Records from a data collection
______________________________

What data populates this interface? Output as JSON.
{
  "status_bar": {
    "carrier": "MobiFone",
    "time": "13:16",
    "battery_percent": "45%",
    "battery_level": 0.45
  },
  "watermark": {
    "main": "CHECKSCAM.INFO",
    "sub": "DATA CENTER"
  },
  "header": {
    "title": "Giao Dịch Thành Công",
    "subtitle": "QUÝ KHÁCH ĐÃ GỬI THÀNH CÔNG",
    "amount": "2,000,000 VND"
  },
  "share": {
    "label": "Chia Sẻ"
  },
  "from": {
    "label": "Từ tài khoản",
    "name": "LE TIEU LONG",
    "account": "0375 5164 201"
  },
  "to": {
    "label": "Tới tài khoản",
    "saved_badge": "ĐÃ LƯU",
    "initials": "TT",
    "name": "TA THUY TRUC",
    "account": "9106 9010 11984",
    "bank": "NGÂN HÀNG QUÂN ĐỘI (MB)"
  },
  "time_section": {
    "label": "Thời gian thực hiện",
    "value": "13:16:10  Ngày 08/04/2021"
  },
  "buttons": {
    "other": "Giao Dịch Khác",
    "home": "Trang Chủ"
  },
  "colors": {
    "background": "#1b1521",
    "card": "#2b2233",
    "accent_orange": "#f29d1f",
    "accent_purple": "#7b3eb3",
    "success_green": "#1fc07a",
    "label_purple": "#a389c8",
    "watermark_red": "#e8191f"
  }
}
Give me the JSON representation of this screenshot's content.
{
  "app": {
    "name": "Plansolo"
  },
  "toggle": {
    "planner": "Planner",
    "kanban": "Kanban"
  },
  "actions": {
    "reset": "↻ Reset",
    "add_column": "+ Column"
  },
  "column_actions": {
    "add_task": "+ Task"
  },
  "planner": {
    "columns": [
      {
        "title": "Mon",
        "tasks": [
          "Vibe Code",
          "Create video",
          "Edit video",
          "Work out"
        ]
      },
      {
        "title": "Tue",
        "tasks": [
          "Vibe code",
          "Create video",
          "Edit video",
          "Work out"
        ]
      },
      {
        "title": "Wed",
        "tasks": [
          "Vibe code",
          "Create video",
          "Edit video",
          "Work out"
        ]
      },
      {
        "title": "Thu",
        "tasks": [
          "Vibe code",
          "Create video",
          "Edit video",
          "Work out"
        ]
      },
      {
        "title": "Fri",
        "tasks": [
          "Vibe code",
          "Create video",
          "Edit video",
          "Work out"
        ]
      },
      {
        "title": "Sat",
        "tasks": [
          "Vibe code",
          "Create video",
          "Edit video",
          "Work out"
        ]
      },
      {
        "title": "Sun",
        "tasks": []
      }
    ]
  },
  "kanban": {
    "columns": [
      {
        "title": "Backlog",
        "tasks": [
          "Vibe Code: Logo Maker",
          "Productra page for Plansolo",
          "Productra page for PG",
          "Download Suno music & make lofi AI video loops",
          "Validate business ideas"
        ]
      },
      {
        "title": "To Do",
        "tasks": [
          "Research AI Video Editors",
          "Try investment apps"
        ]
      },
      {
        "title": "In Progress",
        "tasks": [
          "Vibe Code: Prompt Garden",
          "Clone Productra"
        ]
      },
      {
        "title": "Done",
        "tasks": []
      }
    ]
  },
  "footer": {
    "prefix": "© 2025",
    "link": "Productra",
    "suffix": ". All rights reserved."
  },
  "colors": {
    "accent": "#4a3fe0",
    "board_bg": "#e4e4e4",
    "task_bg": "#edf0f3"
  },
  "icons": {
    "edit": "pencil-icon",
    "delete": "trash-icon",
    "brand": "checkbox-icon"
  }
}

______________________________

REQUIREMENT: Recite the full listing above exactly.

RESULT OF THIS EXERCISE:
What data populates this interface? Output as JSON.
{
  "status_bar": {
    "carrier": "MobiFone",
    "time": "13:16",
    "battery_percent": "45%",
    "battery_level": 0.45
  },
  "watermark": {
    "main": "CHECKSCAM.INFO",
    "sub": "DATA CENTER"
  },
  "header": {
    "title": "Giao Dịch Thành Công",
    "subtitle": "QUÝ KHÁCH ĐÃ GỬI THÀNH CÔNG",
    "amount": "2,000,000 VND"
  },
  "share": {
    "label": "Chia Sẻ"
  },
  "from": {
    "label": "Từ tài khoản",
    "name": "LE TIEU LONG",
    "account": "0375 5164 201"
  },
  "to": {
    "label": "Tới tài khoản",
    "saved_badge": "ĐÃ LƯU",
    "initials": "TT",
    "name": "TA THUY TRUC",
    "account": "9106 9010 11984",
    "bank": "NGÂN HÀNG QUÂN ĐỘI (MB)"
  },
  "time_section": {
    "label": "Thời gian thực hiện",
    "value": "13:16:10  Ngày 08/04/2021"
  },
  "buttons": {
    "other": "Giao Dịch Khác",
    "home": "Trang Chủ"
  },
  "colors": {
    "background": "#1b1521",
    "card": "#2b2233",
    "accent_orange": "#f29d1f",
    "accent_purple": "#7b3eb3",
    "success_green": "#1fc07a",
    "label_purple": "#a389c8",
    "watermark_red": "#e8191f"
  }
}
Give me the JSON representation of this screenshot's content.
{
  "app": {
    "name": "Plansolo"
  },
  "toggle": {
    "planner": "Planner",
    "kanban": "Kanban"
  },
  "actions": {
    "reset": "↻ Reset",
    "add_column": "+ Column"
  },
  "column_actions": {
    "add_task": "+ Task"
  },
  "planner": {
    "columns": [
      {
        "title": "Mon",
        "tasks": [
          "Vibe Code",
          "Create video",
          "Edit video",
          "Work out"
        ]
      },
      {
        "title": "Tue",
        "tasks": [
          "Vibe code",
          "Create video",
          "Edit video",
          "Work out"
        ]
      },
      {
        "title": "Wed",
        "tasks": [
          "Vibe code",
          "Create video",
          "Edit video",
          "Work out"
        ]
      },
      {
        "title": "Thu",
        "tasks": [
          "Vibe code",
          "Create video",
          "Edit video",
          "Work out"
        ]
      },
      {
        "title": "Fri",
        "tasks": [
          "Vibe code",
          "Create video",
          "Edit video",
          "Work out"
        ]
      },
      {
        "title": "Sat",
        "tasks": [
          "Vibe code",
          "Create video",
          "Edit video",
          "Work out"
        ]
      },
      {
        "title": "Sun",
        "tasks": []
      }
    ]
  },
  "kanban": {
    "columns": [
      {
        "title": "Backlog",
        "tasks": [
          "Vibe Code: Logo Maker",
          "Productra page for Plansolo",
          "Productra page for PG",
          "Download Suno music & make lofi AI video loops",
          "Validate business ideas"
        ]
      },
      {
        "title": "To Do",
        "tasks": [
          "Research AI Video Editors",
          "Try investment apps"
        ]
      },
      {
        "title": "In Progress",
        "tasks": [
          "Vibe Code: Prompt Garden",
          "Clone Productra"
        ]
      },
      {
        "title": "Done",
        "tasks": []
      }
    ]
  },
  "footer": {
    "prefix": "© 2025",
    "link": "Productra",
    "suffix": ". All rights reserved."
  },
  "colors": {
    "accent": "#4a3fe0",
    "board_bg": "#e4e4e4",
    "task_bg": "#edf0f3"
  },
  "icons": {
    "edit": "pencil-icon",
    "delete": "trash-icon",
    "brand": "checkbox-icon"
  }
}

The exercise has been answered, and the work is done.